__GIVEN INSTRUCTION__: Give back the line where "Convert this screenshot" appears and all the lines after it until the listing ends, unchanged and with nothing else.
=== RECORDED DATA ===
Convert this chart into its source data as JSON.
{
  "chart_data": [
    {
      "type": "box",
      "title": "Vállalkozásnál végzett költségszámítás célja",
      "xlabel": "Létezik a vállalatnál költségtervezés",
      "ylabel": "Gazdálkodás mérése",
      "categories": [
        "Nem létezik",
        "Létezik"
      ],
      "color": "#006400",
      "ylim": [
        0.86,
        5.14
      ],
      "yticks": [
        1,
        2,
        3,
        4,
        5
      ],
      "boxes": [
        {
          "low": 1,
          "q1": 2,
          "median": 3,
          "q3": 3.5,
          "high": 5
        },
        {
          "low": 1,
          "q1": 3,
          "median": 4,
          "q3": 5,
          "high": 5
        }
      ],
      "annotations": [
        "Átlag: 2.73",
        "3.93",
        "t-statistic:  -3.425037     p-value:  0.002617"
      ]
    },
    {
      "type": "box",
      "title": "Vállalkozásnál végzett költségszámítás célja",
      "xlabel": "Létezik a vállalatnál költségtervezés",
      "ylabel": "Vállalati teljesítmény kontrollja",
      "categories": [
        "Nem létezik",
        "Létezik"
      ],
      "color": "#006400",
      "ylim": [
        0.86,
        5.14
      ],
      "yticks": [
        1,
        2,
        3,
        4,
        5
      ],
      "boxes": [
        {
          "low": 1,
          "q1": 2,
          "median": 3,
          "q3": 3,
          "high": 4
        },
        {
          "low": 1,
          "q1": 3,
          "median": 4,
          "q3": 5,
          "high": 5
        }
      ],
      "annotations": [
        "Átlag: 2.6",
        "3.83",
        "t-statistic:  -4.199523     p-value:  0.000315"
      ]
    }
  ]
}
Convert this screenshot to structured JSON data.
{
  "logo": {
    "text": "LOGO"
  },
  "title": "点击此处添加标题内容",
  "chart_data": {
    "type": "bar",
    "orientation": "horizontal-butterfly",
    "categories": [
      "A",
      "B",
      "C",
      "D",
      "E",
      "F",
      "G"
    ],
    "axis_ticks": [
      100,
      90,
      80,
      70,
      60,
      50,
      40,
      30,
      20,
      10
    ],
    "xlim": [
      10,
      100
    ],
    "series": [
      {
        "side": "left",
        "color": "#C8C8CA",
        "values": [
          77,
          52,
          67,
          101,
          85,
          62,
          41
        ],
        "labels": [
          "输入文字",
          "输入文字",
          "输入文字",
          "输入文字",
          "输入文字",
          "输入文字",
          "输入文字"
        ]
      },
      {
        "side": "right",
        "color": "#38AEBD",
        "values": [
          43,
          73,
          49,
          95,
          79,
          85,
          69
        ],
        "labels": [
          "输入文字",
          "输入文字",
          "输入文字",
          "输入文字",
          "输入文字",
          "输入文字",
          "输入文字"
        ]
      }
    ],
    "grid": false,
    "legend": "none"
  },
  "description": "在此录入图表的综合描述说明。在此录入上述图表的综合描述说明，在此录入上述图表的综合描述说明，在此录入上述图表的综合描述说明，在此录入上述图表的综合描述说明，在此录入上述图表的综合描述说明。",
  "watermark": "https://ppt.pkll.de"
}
===
__RESPONSE TO THIS TASK__:
Convert this screenshot to structured JSON data.
{
  "logo": {
    "text": "LOGO"
  },
  "title": "点击此处添加标题内容",
  "chart_data": {
    "type": "bar",
    "orientation": "horizontal-butterfly",
    "categories": [
      "A",
      "B",
      "C",
      "D",
      "E",
      "F",
      "G"
    ],
    "axis_ticks": [
      100,
      90,
      80,
      70,
      60,
      50,
      40,
      30,
      20,
      10
    ],
    "xlim": [
      10,
      100
    ],
    "series": [
      {
        "side": "left",
        "color": "#C8C8CA",
        "values": [
          77,
          52,
          67,
          101,
          85,
          62,
          41
        ],
        "labels": [
          "输入文字",
          "输入文字",
          "输入文字",
          "输入文字",
          "输入文字",
          "输入文字",
          "输入文字"
        ]
      },
      {
        "side": "right",
        "color": "#38AEBD",
        "values": [
          43,
          73,
          49,
          95,
          79,
          85,
          69
        ],
        "labels": [
          "输入文字",
          "输入文字",
          "输入文字",
          "输入文字",
          "输入文字",
          "输入文字",
          "输入文字"
        ]
      }
    ],
    "grid": false,
    "legend": "none"
  },
  "description": "在此录入图表的综合描述说明。在此录入上述图表的综合描述说明，在此录入上述图表的综合描述说明，在此录入上述图表的综合描述说明，在此录入上述图表的综合描述说明，在此录入上述图表的综合描述说明。",
  "watermark": "https://ppt.pkll.de"
}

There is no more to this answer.